• **Supplied entries**:
-- START --
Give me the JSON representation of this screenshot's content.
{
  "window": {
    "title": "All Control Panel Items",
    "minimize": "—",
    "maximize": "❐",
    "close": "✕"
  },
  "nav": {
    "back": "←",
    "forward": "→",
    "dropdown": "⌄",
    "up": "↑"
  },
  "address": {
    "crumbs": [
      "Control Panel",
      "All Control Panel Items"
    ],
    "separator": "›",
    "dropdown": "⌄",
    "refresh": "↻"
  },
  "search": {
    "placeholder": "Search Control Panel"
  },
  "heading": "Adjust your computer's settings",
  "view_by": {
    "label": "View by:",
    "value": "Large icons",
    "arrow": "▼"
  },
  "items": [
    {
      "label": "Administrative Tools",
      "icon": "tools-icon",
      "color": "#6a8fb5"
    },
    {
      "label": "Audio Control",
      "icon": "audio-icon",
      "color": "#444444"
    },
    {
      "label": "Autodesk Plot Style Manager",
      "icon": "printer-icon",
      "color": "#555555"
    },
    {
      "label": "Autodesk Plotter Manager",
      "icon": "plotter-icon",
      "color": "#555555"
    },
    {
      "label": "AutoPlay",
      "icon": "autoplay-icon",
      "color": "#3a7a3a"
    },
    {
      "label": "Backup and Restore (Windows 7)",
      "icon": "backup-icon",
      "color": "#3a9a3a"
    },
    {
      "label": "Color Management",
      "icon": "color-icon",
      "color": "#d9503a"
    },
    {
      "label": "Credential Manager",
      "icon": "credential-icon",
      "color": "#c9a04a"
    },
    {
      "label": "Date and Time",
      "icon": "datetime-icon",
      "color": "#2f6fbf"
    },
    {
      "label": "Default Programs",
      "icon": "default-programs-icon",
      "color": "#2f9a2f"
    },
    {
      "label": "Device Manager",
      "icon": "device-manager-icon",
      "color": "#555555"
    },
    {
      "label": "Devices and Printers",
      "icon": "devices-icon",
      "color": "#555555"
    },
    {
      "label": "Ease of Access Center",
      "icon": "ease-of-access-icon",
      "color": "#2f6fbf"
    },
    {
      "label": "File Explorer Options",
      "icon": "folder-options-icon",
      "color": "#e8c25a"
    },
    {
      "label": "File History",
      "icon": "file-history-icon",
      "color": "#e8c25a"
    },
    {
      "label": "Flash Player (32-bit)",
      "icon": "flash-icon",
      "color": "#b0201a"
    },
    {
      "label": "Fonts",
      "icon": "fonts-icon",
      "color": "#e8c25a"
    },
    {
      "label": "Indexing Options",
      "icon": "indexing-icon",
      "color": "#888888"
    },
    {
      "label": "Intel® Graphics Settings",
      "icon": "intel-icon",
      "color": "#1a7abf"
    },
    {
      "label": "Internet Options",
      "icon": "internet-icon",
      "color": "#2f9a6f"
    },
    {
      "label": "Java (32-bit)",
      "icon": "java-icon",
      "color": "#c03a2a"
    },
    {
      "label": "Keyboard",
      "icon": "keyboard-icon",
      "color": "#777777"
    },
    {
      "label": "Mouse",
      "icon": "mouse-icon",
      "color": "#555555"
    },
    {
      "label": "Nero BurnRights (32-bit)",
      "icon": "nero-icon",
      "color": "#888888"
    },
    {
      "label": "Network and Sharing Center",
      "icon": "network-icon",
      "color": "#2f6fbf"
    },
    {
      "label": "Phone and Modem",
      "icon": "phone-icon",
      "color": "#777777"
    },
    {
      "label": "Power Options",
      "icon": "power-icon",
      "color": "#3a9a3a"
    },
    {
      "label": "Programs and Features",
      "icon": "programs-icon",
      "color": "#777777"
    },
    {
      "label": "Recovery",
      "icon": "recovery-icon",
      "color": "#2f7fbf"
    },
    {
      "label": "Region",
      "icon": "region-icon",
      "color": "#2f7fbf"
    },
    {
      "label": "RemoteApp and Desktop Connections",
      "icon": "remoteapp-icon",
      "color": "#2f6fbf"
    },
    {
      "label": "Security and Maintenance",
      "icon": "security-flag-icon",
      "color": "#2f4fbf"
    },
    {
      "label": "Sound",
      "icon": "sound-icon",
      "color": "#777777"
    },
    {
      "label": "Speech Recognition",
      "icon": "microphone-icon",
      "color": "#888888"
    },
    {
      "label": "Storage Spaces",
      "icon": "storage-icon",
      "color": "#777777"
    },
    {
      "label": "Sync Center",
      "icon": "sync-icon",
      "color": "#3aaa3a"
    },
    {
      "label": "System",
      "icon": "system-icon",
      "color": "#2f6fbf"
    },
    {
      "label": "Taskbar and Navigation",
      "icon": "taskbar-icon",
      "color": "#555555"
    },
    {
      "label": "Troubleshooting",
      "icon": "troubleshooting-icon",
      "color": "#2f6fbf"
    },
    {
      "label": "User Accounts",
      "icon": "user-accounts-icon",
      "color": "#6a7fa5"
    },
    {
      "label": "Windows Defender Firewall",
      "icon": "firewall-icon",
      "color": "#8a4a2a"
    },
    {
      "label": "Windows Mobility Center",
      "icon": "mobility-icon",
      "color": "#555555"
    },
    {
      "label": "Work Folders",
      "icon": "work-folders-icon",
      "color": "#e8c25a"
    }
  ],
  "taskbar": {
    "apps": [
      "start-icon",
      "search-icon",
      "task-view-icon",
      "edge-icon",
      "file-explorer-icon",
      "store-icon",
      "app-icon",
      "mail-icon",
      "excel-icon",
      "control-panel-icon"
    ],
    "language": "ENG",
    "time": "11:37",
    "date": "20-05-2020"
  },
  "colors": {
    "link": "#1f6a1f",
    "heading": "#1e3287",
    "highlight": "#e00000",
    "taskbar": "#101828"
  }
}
-- END --
• **Instruction**: Send back every record, precisely as written.

• **The output**:
Give me the JSON representation of this screenshot's content.
{
  "window": {
    "title": "All Control Panel Items",
    "minimize": "—",
    "maximize": "❐",
    "close": "✕"
  },
  "nav": {
    "back": "←",
    "forward": "→",
    "dropdown": "⌄",
    "up": "↑"
  },
  "address": {
    "crumbs": [
      "Control Panel",
      "All Control Panel Items"
    ],
    "separator": "›",
    "dropdown": "⌄",
    "refresh": "↻"
  },
  "search": {
    "placeholder": "Search Control Panel"
  },
  "heading": "Adjust your computer's settings",
  "view_by": {
    "label": "View by:",
    "value": "Large icons",
    "arrow": "▼"
  },
  "items": [
    {
      "label": "Administrative Tools",
      "icon": "tools-icon",
      "color": "#6a8fb5"
    },
    {
      "label": "Audio Control",
      "icon": "audio-icon",
      "color": "#444444"
    },
    {
      "label": "Autodesk Plot Style Manager",
      "icon": "printer-icon",
      "color": "#555555"
    },
    {
      "label": "Autodesk Plotter Manager",
      "icon": "plotter-icon",
      "color": "#555555"
    },
    {
      "label": "AutoPlay",
      "icon": "autoplay-icon",
      "color": "#3a7a3a"
    },
    {
      "label": "Backup and Restore (Windows 7)",
      "icon": "backup-icon",
      "color": "#3a9a3a"
    },
    {
      "label": "Color Management",
      "icon": "color-icon",
      "color": "#d9503a"
    },
    {
      "label": "Credential Manager",
      "icon": "credential-icon",
      "color": "#c9a04a"
    },
    {
      "label": "Date and Time",
      "icon": "datetime-icon",
      "color": "#2f6fbf"
    },
    {
      "label": "Default Programs",
      "icon": "default-programs-icon",
      "color": "#2f9a2f"
    },
    {
      "label": "Device Manager",
      "icon": "device-manager-icon",
      "color": "#555555"
    },
    {
      "label": "Devices and Printers",
      "icon": "devices-icon",
      "color": "#555555"
    },
    {
      "label": "Ease of Access Center",
      "icon": "ease-of-access-icon",
      "color": "#2f6fbf"
    },
    {
      "label": "File Explorer Options",
      "icon": "folder-options-icon",
      "color": "#e8c25a"
    },
    {
      "label": "File History",
      "icon": "file-history-icon",
      "color": "#e8c25a"
    },
    {
      "label": "Flash Player (32-bit)",
      "icon": "flash-icon",
      "color": "#b0201a"
    },
    {
      "label": "Fonts",
      "icon": "fonts-icon",
      "color": "#e8c25a"
    },
    {
      "label": "Indexing Options",
      "icon": "indexing-icon",
      "color": "#888888"
    },
    {
      "label": "Intel® Graphics Settings",
      "icon": "intel-icon",
      "color": "#1a7abf"
    },
    {
      "label": "Internet Options",
      "icon": "internet-icon",
      "color": "#2f9a6f"
    },
    {
      "label": "Java (32-bit)",
      "icon": "java-icon",
      "color": "#c03a2a"
    },
    {
      "label": "Keyboard",
      "icon": "keyboard-icon",
      "color": "#777777"
    },
    {
      "label": "Mouse",
      "icon": "mouse-icon",
      "color": "#555555"
    },
    {
      "label": "Nero BurnRights (32-bit)",
      "icon": "nero-icon",
      "color": "#888888"
    },
    {
      "label": "Network and Sharing Center",
      "icon": "network-icon",
      "color": "#2f6fbf"
    },
    {
      "label": "Phone and Modem",
      "icon": "phone-icon",
      "color": "#777777"
    },
    {
      "label": "Power Options",
      "icon": "power-icon",
      "color": "#3a9a3a"
    },
    {
      "label": "Programs and Features",
      "icon": "programs-icon",
      "color": "#777777"
    },
    {
      "label": "Recovery",
      "icon": "recovery-icon",
      "color": "#2f7fbf"
    },
    {
      "label": "Region",
      "icon": "region-icon",
      "color": "#2f7fbf"
    },
    {
      "label": "RemoteApp and Desktop Connections",
      "icon": "remoteapp-icon",
      "color": "#2f6fbf"
    },
    {
      "label": "Security and Maintenance",
      "icon": "security-flag-icon",
      "color": "#2f4fbf"
    },
    {
      "label": "Sound",
      "icon": "sound-icon",
      "color": "#777777"
    },
    {
      "label": "Speech Recognition",
      "icon": "microphone-icon",
      "color": "#888888"
    },
    {
      "label": "Storage Spaces",
      "icon": "storage-icon",
      "color": "#777777"
    },
    {
      "label": "Sync Center",
      "icon": "sync-icon",
      "color": "#3aaa3a"
    },
    {
      "label": "System",
      "icon": "system-icon",
      "color": "#2f6fbf"
    },
    {
      "label": "Taskbar and Navigation",
      "icon": "taskbar-icon",
      "color": "#555555"
    },
    {
      "label": "Troubleshooting",
      "icon": "troubleshooting-icon",
      "color": "#2f6fbf"
    },
    {
      "label": "User Accounts",
      "icon": "user-accounts-icon",
      "color": "#6a7fa5"
    },
    {
      "label": "Windows Defender Firewall",
      "icon": "firewall-icon",
      "color": "#8a4a2a"
    },
    {
      "label": "Windows Mobility Center",
      "icon": "mobility-icon",
      "color": "#555555"
    },
    {
      "label": "Work Folders",
      "icon": "work-folders-icon",
      "color": "#e8c25a"
    }
  ],
  "taskbar": {
    "apps": [
      "start-icon",
      "search-icon",
      "task-view-icon",
      "edge-icon",
      "file-explorer-icon",
      "store-icon",
      "app-icon",
      "mail-icon",
      "excel-icon",
      "control-panel-icon"
    ],
    "language": "ENG",
    "time": "11:37",
    "date": "20-05-2020"
  },
  "colors": {
    "link": "#1f6a1f",
    "heading": "#1e3287",
    "highlight": "#e00000",
    "taskbar": "#101828"
  }
}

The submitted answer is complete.